**Your goal:** All of the entries must be reproduced exactly, with no images carried over.
————
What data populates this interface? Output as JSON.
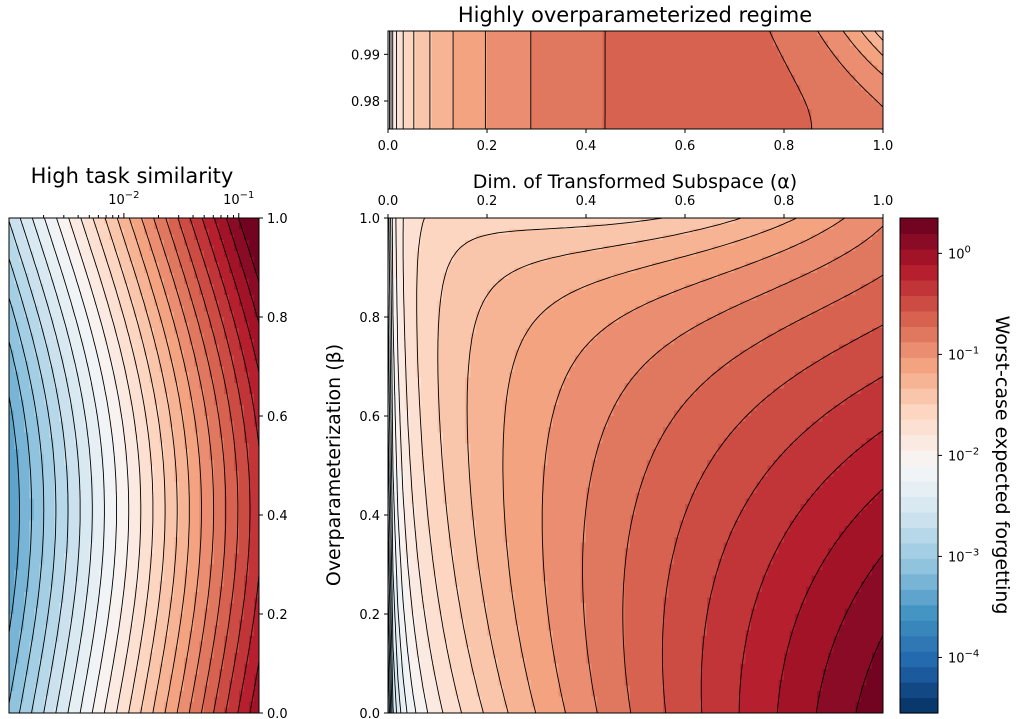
{
  "chart_data": [
    {
      "id": "top",
      "type": "contour",
      "title": "Highly overparameterized regime",
      "x": {
        "ticks": [
          "0.0",
          "0.2",
          "0.4",
          "0.6",
          "0.8",
          "1.0"
        ],
        "range": [
          0,
          1
        ]
      },
      "y": {
        "ticks": [
          "0.98",
          "0.99"
        ],
        "range": [
          0.974,
          0.995
        ]
      }
    },
    {
      "id": "left",
      "type": "contour",
      "title": "High task similarity",
      "x": {
        "scale": "log",
        "ticks": [
          {
            "base": "10",
            "exp": "−2"
          },
          {
            "base": "10",
            "exp": "−1"
          }
        ],
        "range": [
          0.001,
          0.15
        ]
      },
      "y": {
        "ticks": [
          "0.0",
          "0.2",
          "0.4",
          "0.6",
          "0.8",
          "1.0"
        ],
        "range": [
          0,
          1
        ],
        "side": "right"
      }
    },
    {
      "id": "main",
      "type": "contour",
      "xlabel": "Dim. of Transformed Subspace (α)",
      "ylabel": "Overparameterization (β)",
      "x": {
        "ticks": [
          "0.0",
          "0.2",
          "0.4",
          "0.6",
          "0.8",
          "1.0"
        ],
        "range": [
          0,
          1
        ],
        "side": "top"
      },
      "y": {
        "ticks": [
          "0.0",
          "0.2",
          "0.4",
          "0.6",
          "0.8",
          "1.0"
        ],
        "range": [
          0,
          1
        ]
      },
      "colormap": "RdBu_r",
      "levels": 32
    }
  ],
  "colorbar": {
    "label": "Worst-case expected forgetting",
    "scale": "log",
    "ticks": [
      {
        "base": "10",
        "exp": "0"
      },
      {
        "base": "10",
        "exp": "−1"
      },
      {
        "base": "10",
        "exp": "−2"
      },
      {
        "base": "10",
        "exp": "−3"
      },
      {
        "base": "10",
        "exp": "−4"
      }
    ],
    "range_log10": [
      -4.55,
      0.35
    ],
    "colors": [
      "#053061",
      "#2166ac",
      "#4393c3",
      "#92c5de",
      "#d1e5f0",
      "#f7f7f7",
      "#fddbc7",
      "#f4a582",
      "#d6604d",
      "#b2182b",
      "#67001f"
    ]
  }
}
————
**Full answer:**
What data populates this interface? Output as JSON.
{
  "chart_data": [
    {
      "id": "top",
      "type": "contour",
      "title": "Highly overparameterized regime",
      "x": {
        "ticks": [
          "0.0",
          "0.2",
          "0.4",
          "0.6",
          "0.8",
          "1.0"
        ],
        "range": [
          0,
          1
        ]
      },
      "y": {
        "ticks": [
          "0.98",
          "0.99"
        ],
        "range": [
          0.974,
          0.995
        ]
      }
    },
    {
      "id": "left",
      "type": "contour",
      "title": "High task similarity",
      "x": {
        "scale": "log",
        "ticks": [
          {
            "base": "10",
            "exp": "−2"
          },
          {
            "base": "10",
            "exp": "−1"
          }
        ],
        "range": [
          0.001,
          0.15
        ]
      },
      "y": {
        "ticks": [
          "0.0",
          "0.2",
          "0.4",
          "0.6",
          "0.8",
          "1.0"
        ],
        "range": [
          0,
          1
        ],
        "side": "right"
      }
    },
    {
      "id": "main",
      "type": "contour",
      "xlabel": "Dim. of Transformed Subspace (α)",
      "ylabel": "Overparameterization (β)",
      "x": {
        "ticks": [
          "0.0",
          "0.2",
          "0.4",
          "0.6",
          "0.8",
          "1.0"
        ],
        "range": [
          0,
          1
        ],
        "side": "top"
      },
      "y": {
        "ticks": [
          "0.0",
          "0.2",
          "0.4",
          "0.6",
          "0.8",
          "1.0"
        ],
        "range": [
          0,
          1
        ]
      },
      "colormap": "RdBu_r",
      "levels": 32
    }
  ],
  "colorbar": {
    "label": "Worst-case expected forgetting",
    "scale": "log",
    "ticks": [
      {
        "base": "10",
        "exp": "0"
      },
      {
        "base": "10",
        "exp": "−1"
      },
      {
        "base": "10",
        "exp": "−2"
      },
      {
        "base": "10",
        "exp": "−3"
      },
      {
        "base": "10",
        "exp": "−4"
      }
    ],
    "range_log10": [
      -4.55,
      0.35
    ],
    "colors": [
      "#053061",
      "#2166ac",
      "#4393c3",
      "#92c5de",
      "#d1e5f0",
      "#f7f7f7",
      "#fddbc7",
      "#f4a582",
      "#d6604d",
      "#b2182b",
      "#67001f"
    ]
  }
}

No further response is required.